## BEGIN

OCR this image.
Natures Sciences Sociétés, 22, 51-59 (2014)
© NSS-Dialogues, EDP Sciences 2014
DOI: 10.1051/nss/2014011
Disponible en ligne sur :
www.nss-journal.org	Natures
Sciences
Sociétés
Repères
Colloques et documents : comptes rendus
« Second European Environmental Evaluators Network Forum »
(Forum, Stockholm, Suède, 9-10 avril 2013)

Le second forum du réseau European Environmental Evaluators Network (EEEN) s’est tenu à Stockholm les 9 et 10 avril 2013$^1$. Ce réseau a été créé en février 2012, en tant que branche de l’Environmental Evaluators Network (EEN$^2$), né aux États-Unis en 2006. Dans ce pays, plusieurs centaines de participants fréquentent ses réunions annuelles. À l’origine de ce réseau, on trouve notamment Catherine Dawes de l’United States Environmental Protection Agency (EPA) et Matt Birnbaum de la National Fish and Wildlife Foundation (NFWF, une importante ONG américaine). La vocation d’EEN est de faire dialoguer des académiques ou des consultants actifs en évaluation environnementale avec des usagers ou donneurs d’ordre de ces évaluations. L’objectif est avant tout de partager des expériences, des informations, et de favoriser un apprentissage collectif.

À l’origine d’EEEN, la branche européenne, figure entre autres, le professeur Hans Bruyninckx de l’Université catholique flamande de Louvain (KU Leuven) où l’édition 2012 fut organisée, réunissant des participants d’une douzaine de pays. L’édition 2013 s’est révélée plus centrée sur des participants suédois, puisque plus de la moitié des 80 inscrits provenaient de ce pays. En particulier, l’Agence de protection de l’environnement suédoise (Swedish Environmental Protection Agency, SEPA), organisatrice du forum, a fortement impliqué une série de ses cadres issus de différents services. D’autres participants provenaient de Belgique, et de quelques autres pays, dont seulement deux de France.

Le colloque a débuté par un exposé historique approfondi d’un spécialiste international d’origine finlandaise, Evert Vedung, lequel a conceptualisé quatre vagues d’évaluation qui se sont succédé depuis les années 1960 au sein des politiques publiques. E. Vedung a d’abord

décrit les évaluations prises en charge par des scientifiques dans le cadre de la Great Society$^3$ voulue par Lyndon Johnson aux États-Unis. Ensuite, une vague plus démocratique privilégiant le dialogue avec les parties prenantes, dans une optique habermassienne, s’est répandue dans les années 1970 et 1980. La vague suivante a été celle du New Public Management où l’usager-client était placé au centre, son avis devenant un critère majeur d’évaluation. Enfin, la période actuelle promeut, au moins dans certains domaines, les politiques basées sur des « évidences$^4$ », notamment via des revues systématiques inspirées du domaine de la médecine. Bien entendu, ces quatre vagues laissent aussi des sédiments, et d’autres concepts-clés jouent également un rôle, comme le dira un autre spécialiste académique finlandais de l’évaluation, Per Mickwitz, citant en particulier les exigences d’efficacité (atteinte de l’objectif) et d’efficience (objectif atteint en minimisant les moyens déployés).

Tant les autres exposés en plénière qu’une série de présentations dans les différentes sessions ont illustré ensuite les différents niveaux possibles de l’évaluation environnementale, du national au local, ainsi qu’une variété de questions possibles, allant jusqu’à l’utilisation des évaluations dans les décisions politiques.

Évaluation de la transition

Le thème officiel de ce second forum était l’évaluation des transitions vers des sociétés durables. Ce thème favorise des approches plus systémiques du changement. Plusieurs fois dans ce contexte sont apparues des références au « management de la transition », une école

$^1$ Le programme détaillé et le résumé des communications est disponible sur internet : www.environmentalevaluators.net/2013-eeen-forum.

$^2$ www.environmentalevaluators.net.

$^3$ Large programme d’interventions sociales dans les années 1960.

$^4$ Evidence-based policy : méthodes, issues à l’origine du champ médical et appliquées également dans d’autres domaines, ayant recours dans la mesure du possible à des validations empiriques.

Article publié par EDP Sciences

## END

Search the data above for the string "European" and copy each line that has it.

« Second European Environmental Evaluators Network Forum »
Le second forum du réseau European Environmental Evaluators Network (EEEN) s’est tenu à Stockholm les 9 et 10 avril 2013$^1$. Ce réseau a été créé en février 2012, en tant que branche de l’Environmental Evaluators Network (EEN$^2$), né aux États-Unis en 2006. Dans ce pays, plusieurs centaines de participants fréquentent ses réunions annuelles. À l’origine de ce réseau, on trouve notamment Catherine Dawes de l’United States Environmental Protection Agency (EPA) et Matt Birnbaum de la National Fish and Wildlife Foundation (NFWF, une importante ONG américaine). La vocation d’EEN est de faire dialoguer des académiques ou des consultants actifs en évaluation environnementale avec des usagers ou donneurs d’ordre de ces évaluations. L’objectif est avant tout de partager des expériences, des informations, et de favoriser un apprentissage collectif.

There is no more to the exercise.